Do this
Among these lines, how many include "ylabel"? Answer only with the number.

Listed entries
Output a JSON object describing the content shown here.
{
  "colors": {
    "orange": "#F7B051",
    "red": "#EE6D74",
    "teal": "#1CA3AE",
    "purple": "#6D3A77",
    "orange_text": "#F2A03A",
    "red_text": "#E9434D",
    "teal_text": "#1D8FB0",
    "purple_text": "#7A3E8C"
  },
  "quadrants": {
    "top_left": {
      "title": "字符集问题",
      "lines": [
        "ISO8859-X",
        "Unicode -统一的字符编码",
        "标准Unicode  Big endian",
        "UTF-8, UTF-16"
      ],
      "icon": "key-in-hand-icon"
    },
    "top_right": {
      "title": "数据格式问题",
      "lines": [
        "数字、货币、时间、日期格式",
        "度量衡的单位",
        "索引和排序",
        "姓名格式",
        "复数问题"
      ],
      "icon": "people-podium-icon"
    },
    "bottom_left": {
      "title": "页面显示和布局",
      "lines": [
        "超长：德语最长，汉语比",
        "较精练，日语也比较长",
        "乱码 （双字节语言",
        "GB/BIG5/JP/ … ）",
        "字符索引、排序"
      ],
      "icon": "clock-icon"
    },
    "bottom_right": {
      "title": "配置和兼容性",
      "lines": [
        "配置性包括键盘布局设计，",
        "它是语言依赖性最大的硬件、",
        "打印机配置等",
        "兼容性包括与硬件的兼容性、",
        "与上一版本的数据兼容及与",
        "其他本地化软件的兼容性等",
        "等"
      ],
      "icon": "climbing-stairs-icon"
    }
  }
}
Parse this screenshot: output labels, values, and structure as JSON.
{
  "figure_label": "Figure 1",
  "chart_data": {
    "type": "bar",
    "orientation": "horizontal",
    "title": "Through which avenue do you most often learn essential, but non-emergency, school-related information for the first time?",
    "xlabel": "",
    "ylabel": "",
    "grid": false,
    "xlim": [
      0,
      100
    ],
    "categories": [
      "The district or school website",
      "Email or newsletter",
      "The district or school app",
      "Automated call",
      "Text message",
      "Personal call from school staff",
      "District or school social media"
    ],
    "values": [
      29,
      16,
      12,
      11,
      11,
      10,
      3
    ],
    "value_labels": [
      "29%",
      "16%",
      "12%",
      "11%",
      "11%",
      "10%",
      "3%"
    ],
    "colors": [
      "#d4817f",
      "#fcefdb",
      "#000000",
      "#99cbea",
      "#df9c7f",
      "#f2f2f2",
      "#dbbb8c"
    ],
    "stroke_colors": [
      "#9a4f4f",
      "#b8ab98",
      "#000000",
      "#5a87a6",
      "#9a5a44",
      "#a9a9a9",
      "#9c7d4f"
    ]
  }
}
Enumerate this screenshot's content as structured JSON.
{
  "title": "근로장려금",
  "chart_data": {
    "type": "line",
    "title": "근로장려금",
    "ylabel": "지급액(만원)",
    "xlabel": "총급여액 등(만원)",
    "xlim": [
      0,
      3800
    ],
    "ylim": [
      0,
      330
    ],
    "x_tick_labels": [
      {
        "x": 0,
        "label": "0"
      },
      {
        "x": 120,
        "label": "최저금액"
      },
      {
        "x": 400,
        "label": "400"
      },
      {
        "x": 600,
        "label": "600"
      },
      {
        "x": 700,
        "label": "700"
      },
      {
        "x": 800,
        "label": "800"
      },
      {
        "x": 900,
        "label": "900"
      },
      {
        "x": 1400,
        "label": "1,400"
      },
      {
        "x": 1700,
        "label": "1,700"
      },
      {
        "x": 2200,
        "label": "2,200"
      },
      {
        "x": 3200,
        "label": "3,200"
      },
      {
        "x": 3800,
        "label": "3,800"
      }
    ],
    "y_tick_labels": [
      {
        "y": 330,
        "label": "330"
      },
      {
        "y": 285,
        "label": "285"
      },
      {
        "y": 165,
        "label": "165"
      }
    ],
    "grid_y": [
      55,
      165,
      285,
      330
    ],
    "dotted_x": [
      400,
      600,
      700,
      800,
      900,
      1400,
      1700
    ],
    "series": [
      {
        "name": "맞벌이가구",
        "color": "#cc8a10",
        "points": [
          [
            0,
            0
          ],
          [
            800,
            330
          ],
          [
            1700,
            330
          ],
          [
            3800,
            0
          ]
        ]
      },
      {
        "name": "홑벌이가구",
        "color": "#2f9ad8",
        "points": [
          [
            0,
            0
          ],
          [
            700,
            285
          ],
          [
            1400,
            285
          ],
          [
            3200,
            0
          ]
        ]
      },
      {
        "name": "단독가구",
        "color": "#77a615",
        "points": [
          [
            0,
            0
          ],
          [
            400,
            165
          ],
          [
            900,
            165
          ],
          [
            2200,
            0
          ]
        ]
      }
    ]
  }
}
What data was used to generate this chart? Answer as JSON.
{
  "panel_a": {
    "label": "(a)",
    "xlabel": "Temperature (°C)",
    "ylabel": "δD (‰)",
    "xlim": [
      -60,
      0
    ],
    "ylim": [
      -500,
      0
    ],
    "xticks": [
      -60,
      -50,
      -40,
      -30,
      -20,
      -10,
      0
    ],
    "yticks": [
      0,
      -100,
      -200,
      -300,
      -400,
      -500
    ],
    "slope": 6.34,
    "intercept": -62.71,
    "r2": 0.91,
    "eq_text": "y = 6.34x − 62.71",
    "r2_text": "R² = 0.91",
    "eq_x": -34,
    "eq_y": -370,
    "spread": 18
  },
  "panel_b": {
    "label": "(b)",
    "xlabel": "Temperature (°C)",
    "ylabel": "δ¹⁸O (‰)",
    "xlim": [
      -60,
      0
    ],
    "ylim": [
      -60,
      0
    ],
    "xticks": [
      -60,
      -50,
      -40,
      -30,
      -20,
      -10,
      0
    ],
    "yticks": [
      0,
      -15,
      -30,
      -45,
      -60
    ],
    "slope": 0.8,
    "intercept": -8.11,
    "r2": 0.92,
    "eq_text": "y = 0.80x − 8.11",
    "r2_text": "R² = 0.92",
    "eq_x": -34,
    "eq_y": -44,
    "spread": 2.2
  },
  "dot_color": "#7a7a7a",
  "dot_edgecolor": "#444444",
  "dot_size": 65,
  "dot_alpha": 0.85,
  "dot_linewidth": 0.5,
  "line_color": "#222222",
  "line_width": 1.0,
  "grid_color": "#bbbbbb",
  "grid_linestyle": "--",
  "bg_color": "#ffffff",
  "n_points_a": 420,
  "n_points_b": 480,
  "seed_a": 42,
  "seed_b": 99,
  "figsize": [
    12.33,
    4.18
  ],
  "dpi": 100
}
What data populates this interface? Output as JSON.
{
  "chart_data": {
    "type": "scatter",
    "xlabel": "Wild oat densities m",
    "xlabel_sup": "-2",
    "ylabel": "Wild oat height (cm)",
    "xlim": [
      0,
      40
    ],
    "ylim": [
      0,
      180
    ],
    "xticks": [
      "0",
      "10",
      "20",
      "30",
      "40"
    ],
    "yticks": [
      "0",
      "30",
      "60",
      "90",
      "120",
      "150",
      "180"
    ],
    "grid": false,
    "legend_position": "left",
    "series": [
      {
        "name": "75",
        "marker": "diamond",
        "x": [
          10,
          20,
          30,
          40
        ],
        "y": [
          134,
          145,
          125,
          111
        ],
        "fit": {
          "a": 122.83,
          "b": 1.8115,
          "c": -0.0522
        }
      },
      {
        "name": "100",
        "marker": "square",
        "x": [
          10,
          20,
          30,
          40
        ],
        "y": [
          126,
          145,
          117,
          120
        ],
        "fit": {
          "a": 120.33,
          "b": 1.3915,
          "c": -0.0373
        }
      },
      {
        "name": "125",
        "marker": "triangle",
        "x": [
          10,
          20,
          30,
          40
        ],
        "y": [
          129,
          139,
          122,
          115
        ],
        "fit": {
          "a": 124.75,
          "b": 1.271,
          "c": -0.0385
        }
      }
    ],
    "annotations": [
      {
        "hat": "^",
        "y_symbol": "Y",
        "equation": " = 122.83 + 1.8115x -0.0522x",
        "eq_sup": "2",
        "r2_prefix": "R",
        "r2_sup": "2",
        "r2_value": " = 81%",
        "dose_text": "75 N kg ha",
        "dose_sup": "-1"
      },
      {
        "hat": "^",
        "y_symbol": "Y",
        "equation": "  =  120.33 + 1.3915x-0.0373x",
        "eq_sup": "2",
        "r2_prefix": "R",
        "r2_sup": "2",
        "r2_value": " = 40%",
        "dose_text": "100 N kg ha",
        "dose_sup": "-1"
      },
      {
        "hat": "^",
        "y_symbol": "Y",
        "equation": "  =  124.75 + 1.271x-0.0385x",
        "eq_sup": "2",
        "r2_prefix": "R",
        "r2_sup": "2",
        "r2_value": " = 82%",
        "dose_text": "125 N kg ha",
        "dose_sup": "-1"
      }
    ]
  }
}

Correct output
5